— BEGIN Data rows —

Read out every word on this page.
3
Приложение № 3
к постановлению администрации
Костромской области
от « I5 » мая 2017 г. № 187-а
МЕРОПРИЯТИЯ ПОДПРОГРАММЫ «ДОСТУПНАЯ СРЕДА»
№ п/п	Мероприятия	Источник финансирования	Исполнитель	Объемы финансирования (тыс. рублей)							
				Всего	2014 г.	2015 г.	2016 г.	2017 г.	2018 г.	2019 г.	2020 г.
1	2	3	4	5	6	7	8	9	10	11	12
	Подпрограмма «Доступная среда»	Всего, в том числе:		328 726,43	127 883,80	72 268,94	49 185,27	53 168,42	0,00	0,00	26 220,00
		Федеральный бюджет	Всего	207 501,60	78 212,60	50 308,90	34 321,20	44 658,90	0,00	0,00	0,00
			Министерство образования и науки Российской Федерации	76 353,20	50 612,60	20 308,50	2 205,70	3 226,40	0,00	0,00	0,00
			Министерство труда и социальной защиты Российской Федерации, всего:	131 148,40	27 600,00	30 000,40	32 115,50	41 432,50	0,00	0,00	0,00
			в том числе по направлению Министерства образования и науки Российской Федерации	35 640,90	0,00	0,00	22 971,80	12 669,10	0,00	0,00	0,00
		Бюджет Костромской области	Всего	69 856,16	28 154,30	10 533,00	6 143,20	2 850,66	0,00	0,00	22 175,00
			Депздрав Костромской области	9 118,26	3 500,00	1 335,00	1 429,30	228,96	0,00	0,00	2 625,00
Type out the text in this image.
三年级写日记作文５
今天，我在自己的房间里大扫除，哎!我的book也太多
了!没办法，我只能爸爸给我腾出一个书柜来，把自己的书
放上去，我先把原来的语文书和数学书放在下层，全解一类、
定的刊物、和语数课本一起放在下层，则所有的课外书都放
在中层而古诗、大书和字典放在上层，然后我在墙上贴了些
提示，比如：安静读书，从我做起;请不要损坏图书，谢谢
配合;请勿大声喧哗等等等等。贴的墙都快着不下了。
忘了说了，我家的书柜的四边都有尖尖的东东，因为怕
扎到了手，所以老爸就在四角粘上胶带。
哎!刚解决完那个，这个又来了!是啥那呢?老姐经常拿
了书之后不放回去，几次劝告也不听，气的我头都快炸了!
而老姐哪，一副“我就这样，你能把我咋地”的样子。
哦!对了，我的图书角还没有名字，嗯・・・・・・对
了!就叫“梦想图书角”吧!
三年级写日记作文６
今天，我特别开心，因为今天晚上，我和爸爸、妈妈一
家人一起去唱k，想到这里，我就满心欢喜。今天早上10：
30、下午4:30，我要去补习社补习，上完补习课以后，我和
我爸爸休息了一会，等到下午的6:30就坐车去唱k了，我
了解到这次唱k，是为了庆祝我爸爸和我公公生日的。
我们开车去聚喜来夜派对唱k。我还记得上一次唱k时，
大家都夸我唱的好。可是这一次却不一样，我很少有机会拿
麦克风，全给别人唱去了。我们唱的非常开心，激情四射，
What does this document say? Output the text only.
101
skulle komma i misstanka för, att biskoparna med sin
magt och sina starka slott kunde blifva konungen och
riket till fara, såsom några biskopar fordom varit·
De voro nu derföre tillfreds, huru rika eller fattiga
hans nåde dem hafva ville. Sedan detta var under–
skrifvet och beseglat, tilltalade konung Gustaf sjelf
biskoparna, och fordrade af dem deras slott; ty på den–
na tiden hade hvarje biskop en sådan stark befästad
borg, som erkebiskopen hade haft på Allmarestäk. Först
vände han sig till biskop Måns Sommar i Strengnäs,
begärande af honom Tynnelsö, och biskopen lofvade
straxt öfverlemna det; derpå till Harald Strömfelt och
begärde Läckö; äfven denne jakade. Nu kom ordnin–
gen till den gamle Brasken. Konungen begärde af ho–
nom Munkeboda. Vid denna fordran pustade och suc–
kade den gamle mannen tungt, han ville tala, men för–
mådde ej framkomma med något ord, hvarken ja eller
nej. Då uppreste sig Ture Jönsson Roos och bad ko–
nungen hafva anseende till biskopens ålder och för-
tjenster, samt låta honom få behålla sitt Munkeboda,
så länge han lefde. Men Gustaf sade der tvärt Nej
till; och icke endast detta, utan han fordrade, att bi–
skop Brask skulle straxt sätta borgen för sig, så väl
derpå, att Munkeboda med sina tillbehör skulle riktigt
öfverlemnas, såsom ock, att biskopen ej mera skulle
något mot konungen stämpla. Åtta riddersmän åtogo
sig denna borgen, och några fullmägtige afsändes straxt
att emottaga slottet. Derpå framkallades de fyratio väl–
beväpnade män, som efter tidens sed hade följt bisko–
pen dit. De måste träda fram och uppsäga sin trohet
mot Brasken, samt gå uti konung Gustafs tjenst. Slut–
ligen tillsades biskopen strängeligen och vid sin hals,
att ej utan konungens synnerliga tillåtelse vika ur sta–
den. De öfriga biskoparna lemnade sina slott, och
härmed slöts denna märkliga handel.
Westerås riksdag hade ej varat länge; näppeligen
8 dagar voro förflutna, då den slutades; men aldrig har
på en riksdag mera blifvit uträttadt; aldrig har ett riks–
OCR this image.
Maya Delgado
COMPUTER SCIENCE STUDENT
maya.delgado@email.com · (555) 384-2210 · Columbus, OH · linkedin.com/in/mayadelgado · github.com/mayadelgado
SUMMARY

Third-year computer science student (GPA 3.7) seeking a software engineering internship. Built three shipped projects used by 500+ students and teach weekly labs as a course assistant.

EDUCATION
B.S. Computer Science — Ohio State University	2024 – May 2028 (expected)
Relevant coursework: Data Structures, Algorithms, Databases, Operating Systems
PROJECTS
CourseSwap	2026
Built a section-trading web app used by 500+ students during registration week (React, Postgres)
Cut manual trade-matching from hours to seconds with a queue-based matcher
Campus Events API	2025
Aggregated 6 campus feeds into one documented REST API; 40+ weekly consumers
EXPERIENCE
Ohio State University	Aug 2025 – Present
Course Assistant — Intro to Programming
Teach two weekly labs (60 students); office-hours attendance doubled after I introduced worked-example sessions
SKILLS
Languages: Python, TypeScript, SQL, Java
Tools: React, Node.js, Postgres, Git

— END Data rows —

▶ **Work to complete**
The listing above must be transcribed exactly, line by line.

▶ **Task solution**
Read out every word on this page.
3
Приложение № 3
к постановлению администрации
Костромской области
от « I5 » мая 2017 г. № 187-а
МЕРОПРИЯТИЯ ПОДПРОГРАММЫ «ДОСТУПНАЯ СРЕДА»
№ п/п	Мероприятия	Источник финансирования	Исполнитель	Объемы финансирования (тыс. рублей)							
				Всего	2014 г.	2015 г.	2016 г.	2017 г.	2018 г.	2019 г.	2020 г.
1	2	3	4	5	6	7	8	9	10	11	12
	Подпрограмма «Доступная среда»	Всего, в том числе:		328 726,43	127 883,80	72 268,94	49 185,27	53 168,42	0,00	0,00	26 220,00
		Федеральный бюджет	Всего	207 501,60	78 212,60	50 308,90	34 321,20	44 658,90	0,00	0,00	0,00
			Министерство образования и науки Российской Федерации	76 353,20	50 612,60	20 308,50	2 205,70	3 226,40	0,00	0,00	0,00
			Министерство труда и социальной защиты Российской Федерации, всего:	131 148,40	27 600,00	30 000,40	32 115,50	41 432,50	0,00	0,00	0,00
			в том числе по направлению Министерства образования и науки Российской Федерации	35 640,90	0,00	0,00	22 971,80	12 669,10	0,00	0,00	0,00
		Бюджет Костромской области	Всего	69 856,16	28 154,30	10 533,00	6 143,20	2 850,66	0,00	0,00	22 175,00
			Депздрав Костромской области	9 118,26	3 500,00	1 335,00	1 429,30	228,96	0,00	0,00	2 625,00
Type out the text in this image.
三年级写日记作文５
今天，我在自己的房间里大扫除，哎!我的book也太多
了!没办法，我只能爸爸给我腾出一个书柜来，把自己的书
放上去，我先把原来的语文书和数学书放在下层，全解一类、
定的刊物、和语数课本一起放在下层，则所有的课外书都放
在中层而古诗、大书和字典放在上层，然后我在墙上贴了些
提示，比如：安静读书，从我做起;请不要损坏图书，谢谢
配合;请勿大声喧哗等等等等。贴的墙都快着不下了。
忘了说了，我家的书柜的四边都有尖尖的东东，因为怕
扎到了手，所以老爸就在四角粘上胶带。
哎!刚解决完那个，这个又来了!是啥那呢?老姐经常拿
了书之后不放回去，几次劝告也不听，气的我头都快炸了!
而老姐哪，一副“我就这样，你能把我咋地”的样子。
哦!对了，我的图书角还没有名字，嗯・・・・・・对
了!就叫“梦想图书角”吧!
三年级写日记作文６
今天，我特别开心，因为今天晚上，我和爸爸、妈妈一
家人一起去唱k，想到这里，我就满心欢喜。今天早上10：
30、下午4:30，我要去补习社补习，上完补习课以后，我和
我爸爸休息了一会，等到下午的6:30就坐车去唱k了，我
了解到这次唱k，是为了庆祝我爸爸和我公公生日的。
我们开车去聚喜来夜派对唱k。我还记得上一次唱k时，
大家都夸我唱的好。可是这一次却不一样，我很少有机会拿
麦克风，全给别人唱去了。我们唱的非常开心，激情四射，
What does this document say? Output the text only.
101
skulle komma i misstanka för, att biskoparna med sin
magt och sina starka slott kunde blifva konungen och
riket till fara, såsom några biskopar fordom varit·
De voro nu derföre tillfreds, huru rika eller fattiga
hans nåde dem hafva ville. Sedan detta var under–
skrifvet och beseglat, tilltalade konung Gustaf sjelf
biskoparna, och fordrade af dem deras slott; ty på den–
na tiden hade hvarje biskop en sådan stark befästad
borg, som erkebiskopen hade haft på Allmarestäk. Först
vände han sig till biskop Måns Sommar i Strengnäs,
begärande af honom Tynnelsö, och biskopen lofvade
straxt öfverlemna det; derpå till Harald Strömfelt och
begärde Läckö; äfven denne jakade. Nu kom ordnin–
gen till den gamle Brasken. Konungen begärde af ho–
nom Munkeboda. Vid denna fordran pustade och suc–
kade den gamle mannen tungt, han ville tala, men för–
mådde ej framkomma med något ord, hvarken ja eller
nej. Då uppreste sig Ture Jönsson Roos och bad ko–
nungen hafva anseende till biskopens ålder och för-
tjenster, samt låta honom få behålla sitt Munkeboda,
så länge han lefde. Men Gustaf sade der tvärt Nej
till; och icke endast detta, utan han fordrade, att bi–
skop Brask skulle straxt sätta borgen för sig, så väl
derpå, att Munkeboda med sina tillbehör skulle riktigt
öfverlemnas, såsom ock, att biskopen ej mera skulle
något mot konungen stämpla. Åtta riddersmän åtogo
sig denna borgen, och några fullmägtige afsändes straxt
att emottaga slottet. Derpå framkallades de fyratio väl–
beväpnade män, som efter tidens sed hade följt bisko–
pen dit. De måste träda fram och uppsäga sin trohet
mot Brasken, samt gå uti konung Gustafs tjenst. Slut–
ligen tillsades biskopen strängeligen och vid sin hals,
att ej utan konungens synnerliga tillåtelse vika ur sta–
den. De öfriga biskoparna lemnade sina slott, och
härmed slöts denna märkliga handel.
Westerås riksdag hade ej varat länge; näppeligen
8 dagar voro förflutna, då den slutades; men aldrig har
på en riksdag mera blifvit uträttadt; aldrig har ett riks–
OCR this image.
Maya Delgado
COMPUTER SCIENCE STUDENT
maya.delgado@email.com · (555) 384-2210 · Columbus, OH · linkedin.com/in/mayadelgado · github.com/mayadelgado
SUMMARY

Third-year computer science student (GPA 3.7) seeking a software engineering internship. Built three shipped projects used by 500+ students and teach weekly labs as a course assistant.

EDUCATION
B.S. Computer Science — Ohio State University	2024 – May 2028 (expected)
Relevant coursework: Data Structures, Algorithms, Databases, Operating Systems
PROJECTS
CourseSwap	2026
Built a section-trading web app used by 500+ students during registration week (React, Postgres)
Cut manual trade-matching from hours to seconds with a queue-based matcher
Campus Events API	2025
Aggregated 6 campus feeds into one documented REST API; 40+ weekly consumers
EXPERIENCE
Ohio State University	Aug 2025 – Present
Course Assistant — Intro to Programming
Teach two weekly labs (60 students); office-hours attendance doubled after I introduced worked-example sessions
SKILLS
Languages: Python, TypeScript, SQL, Java
Tools: React, Node.js, Postgres, Git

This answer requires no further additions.